#### Goal of the exercise
Exactly repeat all the records below, omitting the images they hold.

BEGIN Data for this task

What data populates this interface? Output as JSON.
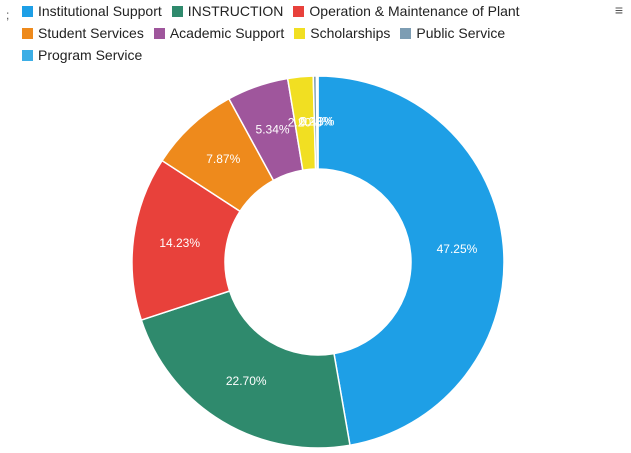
{
  "chart_data": {
    "type": "pie",
    "categories": [
      "Institutional Support",
      "INSTRUCTION",
      "Operation & Maintenance of Plant",
      "Student Services",
      "Academic Support",
      "Scholarships",
      "Public Service",
      "Program Service"
    ],
    "values": [
      47.25,
      22.7,
      14.23,
      7.87,
      5.34,
      2.2,
      0.28,
      0.13
    ],
    "value_labels": [
      "47.25%",
      "22.70%",
      "14.23%",
      "7.87%",
      "5.34%",
      "2.20%",
      "0.28%",
      "0.13%"
    ],
    "colors": [
      "#1e9fe6",
      "#2f8a6d",
      "#e8413b",
      "#ee8a1c",
      "#9f569c",
      "#f1df22",
      "#7d9db3",
      "#3caee6"
    ],
    "donut": true,
    "legend": "top"
  }
}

END Data for this task

#### Final answer
What data populates this interface? Output as JSON.
{
  "chart_data": {
    "type": "pie",
    "categories": [
      "Institutional Support",
      "INSTRUCTION",
      "Operation & Maintenance of Plant",
      "Student Services",
      "Academic Support",
      "Scholarships",
      "Public Service",
      "Program Service"
    ],
    "values": [
      47.25,
      22.7,
      14.23,
      7.87,
      5.34,
      2.2,
      0.28,
      0.13
    ],
    "value_labels": [
      "47.25%",
      "22.70%",
      "14.23%",
      "7.87%",
      "5.34%",
      "2.20%",
      "0.28%",
      "0.13%"
    ],
    "colors": [
      "#1e9fe6",
      "#2f8a6d",
      "#e8413b",
      "#ee8a1c",
      "#9f569c",
      "#f1df22",
      "#7d9db3",
      "#3caee6"
    ],
    "donut": true,
    "legend": "top"
  }
}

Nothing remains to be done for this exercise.